▶ _Exercise prompt_:
Filter the entries and keep only the lines where the string "达尔罕茂明安联合旗志" appears.

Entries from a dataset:
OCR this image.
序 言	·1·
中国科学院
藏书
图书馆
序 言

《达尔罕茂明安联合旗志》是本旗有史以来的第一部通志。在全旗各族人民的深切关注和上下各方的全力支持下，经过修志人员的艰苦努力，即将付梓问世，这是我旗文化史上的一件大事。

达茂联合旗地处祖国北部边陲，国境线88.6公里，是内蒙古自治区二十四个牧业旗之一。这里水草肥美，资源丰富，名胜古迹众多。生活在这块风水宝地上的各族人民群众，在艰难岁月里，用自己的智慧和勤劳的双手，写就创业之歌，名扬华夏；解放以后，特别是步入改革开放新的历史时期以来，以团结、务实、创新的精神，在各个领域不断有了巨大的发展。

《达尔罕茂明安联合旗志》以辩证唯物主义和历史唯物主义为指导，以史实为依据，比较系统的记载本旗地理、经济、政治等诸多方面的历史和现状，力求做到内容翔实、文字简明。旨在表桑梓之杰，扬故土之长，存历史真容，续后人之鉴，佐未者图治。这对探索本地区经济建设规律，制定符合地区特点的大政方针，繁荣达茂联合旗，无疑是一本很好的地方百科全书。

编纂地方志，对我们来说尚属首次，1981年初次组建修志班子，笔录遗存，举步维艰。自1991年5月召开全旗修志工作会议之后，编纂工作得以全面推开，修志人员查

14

▶ _Solution for this task_:
《达尔罕茂明安联合旗志》是本旗有史以来的第一部通志。在全旗各族人民的深切关注和上下各方的全力支持下，经过修志人员的艰苦努力，即将付梓问世，这是我旗文化史上的一件大事。
《达尔罕茂明安联合旗志》以辩证唯物主义和历史唯物主义为指导，以史实为依据，比较系统的记载本旗地理、经济、政治等诸多方面的历史和现状，力求做到内容翔实、文字简明。旨在表桑梓之杰，扬故土之长，存历史真容，续后人之鉴，佐未者图治。这对探索本地区经济建设规律，制定符合地区特点的大政方针，繁荣达茂联合旗，无疑是一本很好的地方百科全书。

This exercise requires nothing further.